** START OF Record list **
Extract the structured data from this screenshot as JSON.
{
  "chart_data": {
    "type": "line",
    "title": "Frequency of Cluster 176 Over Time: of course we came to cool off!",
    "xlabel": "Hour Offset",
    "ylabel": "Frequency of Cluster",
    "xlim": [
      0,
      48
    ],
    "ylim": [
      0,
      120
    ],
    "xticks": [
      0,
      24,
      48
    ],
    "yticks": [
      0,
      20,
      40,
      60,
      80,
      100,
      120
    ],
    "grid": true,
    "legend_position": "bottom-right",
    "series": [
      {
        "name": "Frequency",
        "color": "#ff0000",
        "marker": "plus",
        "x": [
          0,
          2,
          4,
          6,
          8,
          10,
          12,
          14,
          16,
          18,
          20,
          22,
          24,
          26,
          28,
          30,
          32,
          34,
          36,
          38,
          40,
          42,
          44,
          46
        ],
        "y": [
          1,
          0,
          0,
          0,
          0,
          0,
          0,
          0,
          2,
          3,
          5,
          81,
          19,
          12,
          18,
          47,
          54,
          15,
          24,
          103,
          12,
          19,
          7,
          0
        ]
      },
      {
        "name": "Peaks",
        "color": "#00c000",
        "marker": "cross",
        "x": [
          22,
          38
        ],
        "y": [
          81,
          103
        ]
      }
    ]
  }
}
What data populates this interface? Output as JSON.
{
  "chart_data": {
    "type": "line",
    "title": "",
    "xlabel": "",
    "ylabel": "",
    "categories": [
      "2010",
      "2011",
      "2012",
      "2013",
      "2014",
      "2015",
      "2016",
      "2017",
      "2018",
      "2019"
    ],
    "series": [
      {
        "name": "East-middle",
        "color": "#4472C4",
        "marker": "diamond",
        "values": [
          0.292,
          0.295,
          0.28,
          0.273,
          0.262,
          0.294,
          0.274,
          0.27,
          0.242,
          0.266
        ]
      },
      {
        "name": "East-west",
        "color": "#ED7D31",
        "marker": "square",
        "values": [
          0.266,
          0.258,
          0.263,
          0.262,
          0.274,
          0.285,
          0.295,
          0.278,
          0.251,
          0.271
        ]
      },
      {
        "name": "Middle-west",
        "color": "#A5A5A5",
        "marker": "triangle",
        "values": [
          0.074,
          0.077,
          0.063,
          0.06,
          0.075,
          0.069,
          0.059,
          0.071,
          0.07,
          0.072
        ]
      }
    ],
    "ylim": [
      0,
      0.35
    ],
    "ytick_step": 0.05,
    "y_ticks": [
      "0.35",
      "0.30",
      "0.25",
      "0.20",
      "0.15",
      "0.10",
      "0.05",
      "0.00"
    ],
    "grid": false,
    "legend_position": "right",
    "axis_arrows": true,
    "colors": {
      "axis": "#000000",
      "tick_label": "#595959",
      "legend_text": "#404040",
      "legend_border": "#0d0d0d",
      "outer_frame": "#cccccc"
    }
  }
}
** END OF Record list **
Directions: Repeat the data in its entirety, character for character.

Solution:
Extract the structured data from this screenshot as JSON.
{
  "chart_data": {
    "type": "line",
    "title": "Frequency of Cluster 176 Over Time: of course we came to cool off!",
    "xlabel": "Hour Offset",
    "ylabel": "Frequency of Cluster",
    "xlim": [
      0,
      48
    ],
    "ylim": [
      0,
      120
    ],
    "xticks": [
      0,
      24,
      48
    ],
    "yticks": [
      0,
      20,
      40,
      60,
      80,
      100,
      120
    ],
    "grid": true,
    "legend_position": "bottom-right",
    "series": [
      {
        "name": "Frequency",
        "color": "#ff0000",
        "marker": "plus",
        "x": [
          0,
          2,
          4,
          6,
          8,
          10,
          12,
          14,
          16,
          18,
          20,
          22,
          24,
          26,
          28,
          30,
          32,
          34,
          36,
          38,
          40,
          42,
          44,
          46
        ],
        "y": [
          1,
          0,
          0,
          0,
          0,
          0,
          0,
          0,
          2,
          3,
          5,
          81,
          19,
          12,
          18,
          47,
          54,
          15,
          24,
          103,
          12,
          19,
          7,
          0
        ]
      },
      {
        "name": "Peaks",
        "color": "#00c000",
        "marker": "cross",
        "x": [
          22,
          38
        ],
        "y": [
          81,
          103
        ]
      }
    ]
  }
}
What data populates this interface? Output as JSON.
{
  "chart_data": {
    "type": "line",
    "title": "",
    "xlabel": "",
    "ylabel": "",
    "categories": [
      "2010",
      "2011",
      "2012",
      "2013",
      "2014",
      "2015",
      "2016",
      "2017",
      "2018",
      "2019"
    ],
    "series": [
      {
        "name": "East-middle",
        "color": "#4472C4",
        "marker": "diamond",
        "values": [
          0.292,
          0.295,
          0.28,
          0.273,
          0.262,
          0.294,
          0.274,
          0.27,
          0.242,
          0.266
        ]
      },
      {
        "name": "East-west",
        "color": "#ED7D31",
        "marker": "square",
        "values": [
          0.266,
          0.258,
          0.263,
          0.262,
          0.274,
          0.285,
          0.295,
          0.278,
          0.251,
          0.271
        ]
      },
      {
        "name": "Middle-west",
        "color": "#A5A5A5",
        "marker": "triangle",
        "values": [
          0.074,
          0.077,
          0.063,
          0.06,
          0.075,
          0.069,
          0.059,
          0.071,
          0.07,
          0.072
        ]
      }
    ],
    "ylim": [
      0,
      0.35
    ],
    "ytick_step": 0.05,
    "y_ticks": [
      "0.35",
      "0.30",
      "0.25",
      "0.20",
      "0.15",
      "0.10",
      "0.05",
      "0.00"
    ],
    "grid": false,
    "legend_position": "right",
    "axis_arrows": true,
    "colors": {
      "axis": "#000000",
      "tick_label": "#595959",
      "legend_text": "#404040",
      "legend_border": "#0d0d0d",
      "outer_frame": "#cccccc"
    }
  }
}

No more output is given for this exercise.